* _Your task_: Collect all the lines that mention the word "Orientation".

Data excerpts:
#####

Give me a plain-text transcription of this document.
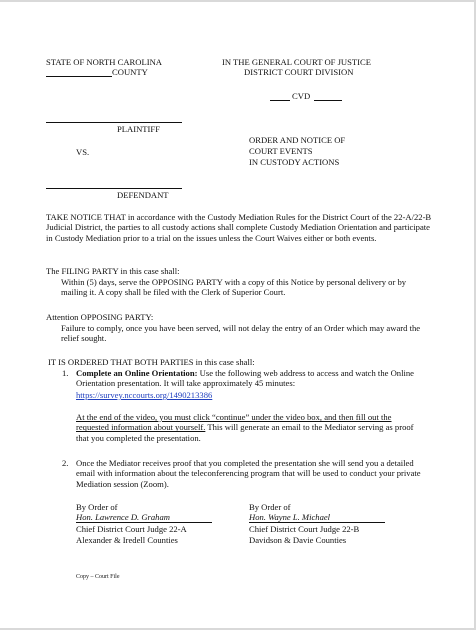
STATE OF NORTH CAROLINA
COUNTY
IN THE GENERAL COURT OF JUSTICE
DISTRICT COURT DIVISION
CVD
PLAINTIFF
VS.
DEFENDANT
ORDER AND NOTICE OF
COURT EVENTS
IN CUSTODY ACTIONS
TAKE NOTICE THAT in accordance with the Custody Mediation Rules for the District Court of the 22-A/22-B Judicial District, the parties to all custody actions shall complete Custody Mediation Orientation and participate in Custody Mediation prior to a trial on the issues unless the Court Waives either or both events.
The FILING PARTY in this case shall:
Within (5) days, serve the OPPOSING PARTY with a copy of this Notice by personal delivery or by mailing it. A copy shall be filed with the Clerk of Superior Court.
Attention OPPOSING PARTY:
Failure to comply, once you have been served, will not delay the entry of an Order which may award the relief sought.
IT IS ORDERED THAT BOTH PARTIES in this case shall:
1. Complete an Online Orientation: Use the following web address to access and watch the Online Orientation presentation. It will take approximately 45 minutes:
https://survey.nccourts.org/1490213386
At the end of the video, you must click “continue” under the video box, and then fill out the requested information about yourself. This will generate an email to the Mediator serving as proof that you completed the presentation.
2. Once the Mediator receives proof that you completed the presentation she will send you a detailed email with information about the teleconferencing program that will be used to conduct your private Mediation session (Zoom).
By Order of
Hon. Lawrence D. Graham
Chief District Court Judge 22-A
Alexander & Iredell Counties
By Order of
Hon. Wayne L. Michael
Chief District Court Judge 22-B
Davidson & Davie Counties
Copy – Court File
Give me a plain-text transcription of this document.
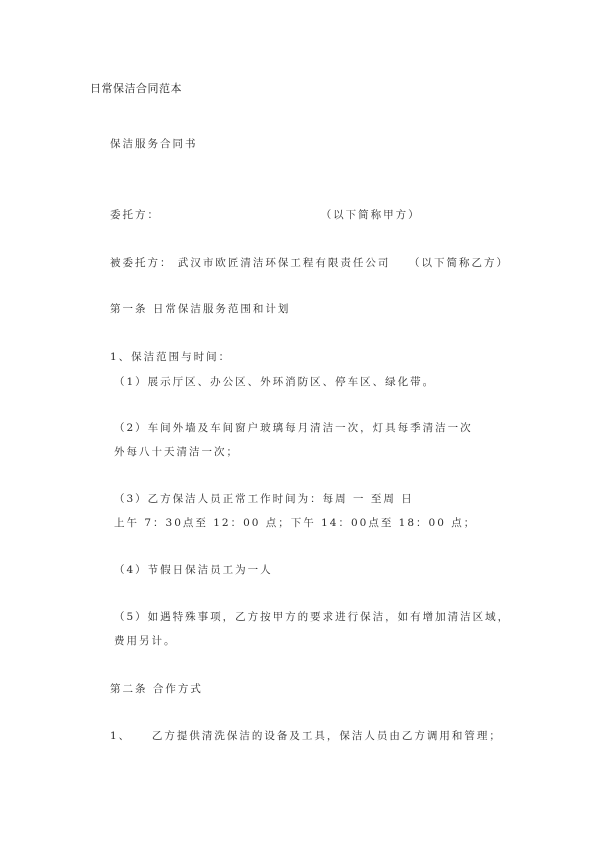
日常保洁合同范本
保洁服务合同书
委托方：	（以下简称甲方）
被委托方： 武汉市欧匠清洁环保工程有限责任公司 （以下简称乙方）
第一条 日常保洁服务范围和计划
1、保洁范围与时间：
（1）展示厅区、办公区、外环消防区、停车区、绿化带。
（2）车间外墙及车间窗户玻璃每月清洁一次，灯具每季清洁一次
外每八十天清洁一次；
（3）乙方保洁人员正常工作时间为：每周 一 至周 日
上午 7：30点至 12：00 点；下午 14：00点至 18：00 点；
（4）节假日保洁员工为一人
（5）如遇特殊事项，乙方按甲方的要求进行保洁，如有增加清洁区域，
费用另计。
第二条 合作方式
1、 乙方提供清洗保洁的设备及工具，保洁人员由乙方调用和管理；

#####

* _Solution to this problem_:
TAKE NOTICE THAT in accordance with the Custody Mediation Rules for the District Court of the 22-A/22-B Judicial District, the parties to all custody actions shall complete Custody Mediation Orientation and participate in Custody Mediation prior to a trial on the issues unless the Court Waives either or both events.
1. Complete an Online Orientation: Use the following web address to access and watch the Online Orientation presentation. It will take approximately 45 minutes:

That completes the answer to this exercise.